• **TO BE DONE**
Of all the lines in the material, how many include the word "unten"? Reply with the number alone.

(Entries from a dataset)
%%

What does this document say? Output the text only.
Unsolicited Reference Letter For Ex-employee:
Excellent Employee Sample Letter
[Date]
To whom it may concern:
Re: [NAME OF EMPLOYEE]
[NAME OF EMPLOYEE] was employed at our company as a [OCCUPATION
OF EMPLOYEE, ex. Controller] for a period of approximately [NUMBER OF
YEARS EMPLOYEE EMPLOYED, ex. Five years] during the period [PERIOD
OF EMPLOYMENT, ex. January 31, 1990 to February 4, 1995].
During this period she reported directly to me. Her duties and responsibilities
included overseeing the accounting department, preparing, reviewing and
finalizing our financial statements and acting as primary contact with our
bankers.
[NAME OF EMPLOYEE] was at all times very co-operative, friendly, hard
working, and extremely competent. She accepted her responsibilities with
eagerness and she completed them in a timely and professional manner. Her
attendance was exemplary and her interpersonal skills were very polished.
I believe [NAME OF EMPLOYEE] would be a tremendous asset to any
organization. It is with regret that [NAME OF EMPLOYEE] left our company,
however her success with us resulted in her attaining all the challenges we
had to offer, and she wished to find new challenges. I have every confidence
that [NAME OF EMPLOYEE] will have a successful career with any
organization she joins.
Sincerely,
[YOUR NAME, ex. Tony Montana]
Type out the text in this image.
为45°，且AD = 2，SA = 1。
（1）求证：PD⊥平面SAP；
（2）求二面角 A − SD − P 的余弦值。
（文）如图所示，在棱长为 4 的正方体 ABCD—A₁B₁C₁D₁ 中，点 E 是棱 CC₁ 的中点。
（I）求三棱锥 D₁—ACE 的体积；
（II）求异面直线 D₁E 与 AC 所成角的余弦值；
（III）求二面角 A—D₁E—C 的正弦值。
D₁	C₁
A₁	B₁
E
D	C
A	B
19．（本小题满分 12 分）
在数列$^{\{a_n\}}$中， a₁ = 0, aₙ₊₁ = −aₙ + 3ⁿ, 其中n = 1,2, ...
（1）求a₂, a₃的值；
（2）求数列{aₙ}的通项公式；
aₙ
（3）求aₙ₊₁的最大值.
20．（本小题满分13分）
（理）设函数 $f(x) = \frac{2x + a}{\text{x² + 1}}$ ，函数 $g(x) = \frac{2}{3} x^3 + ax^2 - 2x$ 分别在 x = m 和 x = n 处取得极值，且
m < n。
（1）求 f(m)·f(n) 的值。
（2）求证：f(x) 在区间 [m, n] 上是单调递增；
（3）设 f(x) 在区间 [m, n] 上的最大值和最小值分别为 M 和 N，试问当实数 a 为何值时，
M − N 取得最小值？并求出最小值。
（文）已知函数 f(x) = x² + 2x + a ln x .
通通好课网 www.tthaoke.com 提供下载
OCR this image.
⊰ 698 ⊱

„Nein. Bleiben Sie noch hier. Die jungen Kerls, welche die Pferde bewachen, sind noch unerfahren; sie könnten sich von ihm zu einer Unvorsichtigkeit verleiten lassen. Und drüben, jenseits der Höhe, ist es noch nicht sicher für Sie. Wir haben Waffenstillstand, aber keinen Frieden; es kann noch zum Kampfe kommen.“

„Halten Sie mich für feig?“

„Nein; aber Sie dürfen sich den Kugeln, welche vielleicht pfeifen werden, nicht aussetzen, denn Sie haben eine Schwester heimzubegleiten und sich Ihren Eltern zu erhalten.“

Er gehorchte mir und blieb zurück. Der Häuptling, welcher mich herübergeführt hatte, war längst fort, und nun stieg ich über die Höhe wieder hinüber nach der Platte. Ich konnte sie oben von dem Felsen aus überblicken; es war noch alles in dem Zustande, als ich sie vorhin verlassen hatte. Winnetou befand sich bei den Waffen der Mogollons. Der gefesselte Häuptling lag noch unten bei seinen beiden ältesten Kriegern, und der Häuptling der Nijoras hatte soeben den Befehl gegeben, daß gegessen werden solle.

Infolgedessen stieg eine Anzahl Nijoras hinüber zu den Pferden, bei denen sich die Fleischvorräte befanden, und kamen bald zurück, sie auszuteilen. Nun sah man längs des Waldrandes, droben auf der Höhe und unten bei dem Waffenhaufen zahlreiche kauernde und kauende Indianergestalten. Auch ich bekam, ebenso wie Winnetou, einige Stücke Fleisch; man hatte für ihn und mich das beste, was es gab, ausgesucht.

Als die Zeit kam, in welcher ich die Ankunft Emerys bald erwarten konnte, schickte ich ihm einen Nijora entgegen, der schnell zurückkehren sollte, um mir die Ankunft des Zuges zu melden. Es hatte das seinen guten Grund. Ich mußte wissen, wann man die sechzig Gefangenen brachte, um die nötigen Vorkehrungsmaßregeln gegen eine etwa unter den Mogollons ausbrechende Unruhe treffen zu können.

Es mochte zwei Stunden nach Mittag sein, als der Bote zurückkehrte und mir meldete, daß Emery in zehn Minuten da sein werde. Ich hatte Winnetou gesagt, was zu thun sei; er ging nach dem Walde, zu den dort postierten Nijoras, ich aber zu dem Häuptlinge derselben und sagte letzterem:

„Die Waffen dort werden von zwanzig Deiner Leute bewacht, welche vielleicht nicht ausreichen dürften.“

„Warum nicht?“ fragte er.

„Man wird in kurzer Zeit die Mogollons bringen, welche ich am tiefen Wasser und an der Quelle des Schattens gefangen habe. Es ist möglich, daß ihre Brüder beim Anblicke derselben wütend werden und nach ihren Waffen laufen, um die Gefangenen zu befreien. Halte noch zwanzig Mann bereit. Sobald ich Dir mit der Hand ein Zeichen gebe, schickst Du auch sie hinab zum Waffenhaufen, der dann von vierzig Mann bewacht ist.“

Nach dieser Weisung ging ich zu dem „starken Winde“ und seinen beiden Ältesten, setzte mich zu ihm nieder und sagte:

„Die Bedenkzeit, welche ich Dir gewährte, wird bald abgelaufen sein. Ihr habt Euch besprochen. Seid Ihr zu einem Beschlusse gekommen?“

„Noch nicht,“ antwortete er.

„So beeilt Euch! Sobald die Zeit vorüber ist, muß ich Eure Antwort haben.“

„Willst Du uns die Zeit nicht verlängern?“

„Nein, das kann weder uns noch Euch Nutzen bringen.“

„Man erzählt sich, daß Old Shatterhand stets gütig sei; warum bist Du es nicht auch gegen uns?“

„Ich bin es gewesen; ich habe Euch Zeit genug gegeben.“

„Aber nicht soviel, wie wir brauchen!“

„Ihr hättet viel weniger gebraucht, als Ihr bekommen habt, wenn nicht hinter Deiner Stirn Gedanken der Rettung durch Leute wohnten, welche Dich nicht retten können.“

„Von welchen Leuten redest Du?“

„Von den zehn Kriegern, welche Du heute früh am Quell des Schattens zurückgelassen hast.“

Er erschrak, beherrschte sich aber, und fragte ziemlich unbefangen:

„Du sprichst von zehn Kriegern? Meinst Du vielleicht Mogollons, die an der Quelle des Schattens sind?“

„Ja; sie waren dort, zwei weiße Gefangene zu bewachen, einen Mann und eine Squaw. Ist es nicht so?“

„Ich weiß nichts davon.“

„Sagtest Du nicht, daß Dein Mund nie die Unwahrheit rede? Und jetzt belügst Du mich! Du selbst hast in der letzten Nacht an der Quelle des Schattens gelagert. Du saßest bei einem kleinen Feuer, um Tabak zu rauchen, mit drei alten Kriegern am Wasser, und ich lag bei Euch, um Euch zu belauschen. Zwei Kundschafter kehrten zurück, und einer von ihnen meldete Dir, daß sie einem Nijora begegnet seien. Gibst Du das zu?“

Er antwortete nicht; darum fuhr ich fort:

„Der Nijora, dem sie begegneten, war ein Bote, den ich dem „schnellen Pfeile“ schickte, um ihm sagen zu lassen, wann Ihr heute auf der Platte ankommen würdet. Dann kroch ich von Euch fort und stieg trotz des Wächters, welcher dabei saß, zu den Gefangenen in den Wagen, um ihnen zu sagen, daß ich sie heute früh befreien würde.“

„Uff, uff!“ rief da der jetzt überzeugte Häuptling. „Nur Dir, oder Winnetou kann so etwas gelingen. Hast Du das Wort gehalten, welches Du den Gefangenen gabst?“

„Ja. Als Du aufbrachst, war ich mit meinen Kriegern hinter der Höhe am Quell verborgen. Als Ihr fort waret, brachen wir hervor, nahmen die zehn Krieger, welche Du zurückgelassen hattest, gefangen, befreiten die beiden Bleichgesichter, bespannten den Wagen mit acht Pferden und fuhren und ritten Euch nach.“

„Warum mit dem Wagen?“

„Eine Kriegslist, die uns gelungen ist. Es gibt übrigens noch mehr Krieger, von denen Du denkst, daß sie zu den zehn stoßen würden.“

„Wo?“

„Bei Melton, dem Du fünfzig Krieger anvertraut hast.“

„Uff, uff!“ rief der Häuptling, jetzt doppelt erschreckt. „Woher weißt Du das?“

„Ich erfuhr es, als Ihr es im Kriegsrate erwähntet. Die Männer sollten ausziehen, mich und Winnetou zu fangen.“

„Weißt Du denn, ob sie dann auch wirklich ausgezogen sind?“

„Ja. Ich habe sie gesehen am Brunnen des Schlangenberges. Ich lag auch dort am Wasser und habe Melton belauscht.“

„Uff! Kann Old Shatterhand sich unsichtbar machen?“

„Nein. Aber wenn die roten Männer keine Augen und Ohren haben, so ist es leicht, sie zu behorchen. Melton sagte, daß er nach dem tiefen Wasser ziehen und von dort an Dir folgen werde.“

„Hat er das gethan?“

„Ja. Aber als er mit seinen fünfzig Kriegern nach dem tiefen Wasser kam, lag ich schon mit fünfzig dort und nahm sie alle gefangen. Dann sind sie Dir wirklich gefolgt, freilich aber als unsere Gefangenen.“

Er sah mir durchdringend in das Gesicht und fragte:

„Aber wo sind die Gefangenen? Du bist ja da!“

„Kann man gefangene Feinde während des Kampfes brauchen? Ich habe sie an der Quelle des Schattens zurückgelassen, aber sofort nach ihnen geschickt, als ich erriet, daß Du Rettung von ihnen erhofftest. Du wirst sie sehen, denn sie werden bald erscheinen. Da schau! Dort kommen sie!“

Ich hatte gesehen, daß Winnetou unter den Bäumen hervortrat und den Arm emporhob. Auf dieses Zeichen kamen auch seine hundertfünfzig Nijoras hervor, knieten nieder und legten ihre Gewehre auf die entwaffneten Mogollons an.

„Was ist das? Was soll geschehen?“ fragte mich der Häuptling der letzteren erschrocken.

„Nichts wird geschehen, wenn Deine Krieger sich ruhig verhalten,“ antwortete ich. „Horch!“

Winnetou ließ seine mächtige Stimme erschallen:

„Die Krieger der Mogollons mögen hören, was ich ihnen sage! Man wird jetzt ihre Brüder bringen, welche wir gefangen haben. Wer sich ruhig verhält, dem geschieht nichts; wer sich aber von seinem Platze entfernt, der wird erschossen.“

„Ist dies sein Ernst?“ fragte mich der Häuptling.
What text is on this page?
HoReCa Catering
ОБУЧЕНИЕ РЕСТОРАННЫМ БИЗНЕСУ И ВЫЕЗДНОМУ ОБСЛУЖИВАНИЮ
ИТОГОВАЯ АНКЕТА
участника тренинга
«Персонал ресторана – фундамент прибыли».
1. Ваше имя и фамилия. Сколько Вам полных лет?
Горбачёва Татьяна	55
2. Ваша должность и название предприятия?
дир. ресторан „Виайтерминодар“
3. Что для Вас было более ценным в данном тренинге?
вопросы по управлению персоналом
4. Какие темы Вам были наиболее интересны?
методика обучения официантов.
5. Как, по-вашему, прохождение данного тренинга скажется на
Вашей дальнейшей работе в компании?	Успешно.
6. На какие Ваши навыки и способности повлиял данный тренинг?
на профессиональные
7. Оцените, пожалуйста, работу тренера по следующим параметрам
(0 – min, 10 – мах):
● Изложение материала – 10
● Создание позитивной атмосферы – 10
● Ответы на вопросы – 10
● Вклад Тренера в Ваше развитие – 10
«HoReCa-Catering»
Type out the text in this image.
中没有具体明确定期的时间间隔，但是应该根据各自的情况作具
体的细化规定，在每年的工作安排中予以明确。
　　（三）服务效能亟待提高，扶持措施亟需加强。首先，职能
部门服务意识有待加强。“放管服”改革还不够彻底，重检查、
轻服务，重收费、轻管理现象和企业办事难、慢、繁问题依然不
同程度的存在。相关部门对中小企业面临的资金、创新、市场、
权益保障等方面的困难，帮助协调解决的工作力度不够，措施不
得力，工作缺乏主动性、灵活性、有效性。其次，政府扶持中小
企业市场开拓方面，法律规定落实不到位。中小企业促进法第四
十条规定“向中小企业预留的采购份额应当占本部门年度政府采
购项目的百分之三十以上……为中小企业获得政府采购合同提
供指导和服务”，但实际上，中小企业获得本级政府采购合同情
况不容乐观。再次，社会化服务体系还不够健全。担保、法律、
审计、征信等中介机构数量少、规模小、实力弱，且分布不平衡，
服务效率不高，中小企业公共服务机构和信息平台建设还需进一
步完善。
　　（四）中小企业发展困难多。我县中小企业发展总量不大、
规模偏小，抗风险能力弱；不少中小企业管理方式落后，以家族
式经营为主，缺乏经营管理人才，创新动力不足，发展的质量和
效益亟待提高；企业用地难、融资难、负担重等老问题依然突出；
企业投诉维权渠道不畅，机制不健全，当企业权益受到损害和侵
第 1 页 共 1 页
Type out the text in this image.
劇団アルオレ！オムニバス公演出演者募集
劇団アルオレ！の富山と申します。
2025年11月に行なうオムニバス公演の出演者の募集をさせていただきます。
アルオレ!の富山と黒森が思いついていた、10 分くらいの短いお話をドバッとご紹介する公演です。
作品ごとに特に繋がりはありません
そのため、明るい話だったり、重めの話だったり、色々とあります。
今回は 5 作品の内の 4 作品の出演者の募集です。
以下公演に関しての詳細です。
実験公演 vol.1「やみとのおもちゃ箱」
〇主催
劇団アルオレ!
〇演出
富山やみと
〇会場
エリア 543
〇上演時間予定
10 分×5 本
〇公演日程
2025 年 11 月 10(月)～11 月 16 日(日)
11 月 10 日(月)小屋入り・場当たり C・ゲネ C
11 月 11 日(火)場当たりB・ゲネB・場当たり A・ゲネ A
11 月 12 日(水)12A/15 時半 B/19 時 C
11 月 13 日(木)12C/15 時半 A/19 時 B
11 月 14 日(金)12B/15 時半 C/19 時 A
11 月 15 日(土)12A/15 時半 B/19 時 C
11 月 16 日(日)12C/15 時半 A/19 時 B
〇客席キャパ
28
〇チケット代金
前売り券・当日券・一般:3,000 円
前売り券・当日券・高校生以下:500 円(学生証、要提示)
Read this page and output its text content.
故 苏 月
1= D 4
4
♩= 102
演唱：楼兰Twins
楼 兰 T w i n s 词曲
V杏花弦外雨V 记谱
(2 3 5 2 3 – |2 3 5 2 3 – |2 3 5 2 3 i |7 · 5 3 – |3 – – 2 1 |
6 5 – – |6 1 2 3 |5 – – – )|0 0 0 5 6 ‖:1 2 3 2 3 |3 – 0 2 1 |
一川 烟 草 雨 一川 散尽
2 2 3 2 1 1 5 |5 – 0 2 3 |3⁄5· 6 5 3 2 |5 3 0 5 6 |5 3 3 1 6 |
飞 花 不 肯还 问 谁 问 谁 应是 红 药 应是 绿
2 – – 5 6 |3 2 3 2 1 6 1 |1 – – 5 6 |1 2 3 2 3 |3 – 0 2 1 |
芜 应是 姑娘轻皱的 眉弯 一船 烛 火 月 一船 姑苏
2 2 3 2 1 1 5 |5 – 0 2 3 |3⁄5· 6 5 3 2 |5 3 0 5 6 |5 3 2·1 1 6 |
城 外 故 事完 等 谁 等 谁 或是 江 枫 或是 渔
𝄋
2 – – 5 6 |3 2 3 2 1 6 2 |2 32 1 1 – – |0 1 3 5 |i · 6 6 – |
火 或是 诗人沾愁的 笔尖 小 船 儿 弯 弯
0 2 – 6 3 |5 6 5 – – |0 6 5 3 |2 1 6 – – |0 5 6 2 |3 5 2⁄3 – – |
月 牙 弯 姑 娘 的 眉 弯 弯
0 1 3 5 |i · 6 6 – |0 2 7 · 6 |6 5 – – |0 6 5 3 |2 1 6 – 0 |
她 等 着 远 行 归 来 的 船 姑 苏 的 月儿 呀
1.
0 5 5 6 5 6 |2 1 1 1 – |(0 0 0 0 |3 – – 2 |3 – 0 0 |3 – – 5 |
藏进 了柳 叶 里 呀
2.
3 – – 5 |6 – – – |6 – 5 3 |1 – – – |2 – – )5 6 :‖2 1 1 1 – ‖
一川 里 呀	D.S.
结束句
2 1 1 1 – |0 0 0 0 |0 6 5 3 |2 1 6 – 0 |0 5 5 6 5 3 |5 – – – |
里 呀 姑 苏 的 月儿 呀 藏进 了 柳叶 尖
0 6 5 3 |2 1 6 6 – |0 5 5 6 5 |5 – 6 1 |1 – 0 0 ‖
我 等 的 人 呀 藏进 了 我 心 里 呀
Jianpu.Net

%%

• **EXERCISE OUTPUT**
2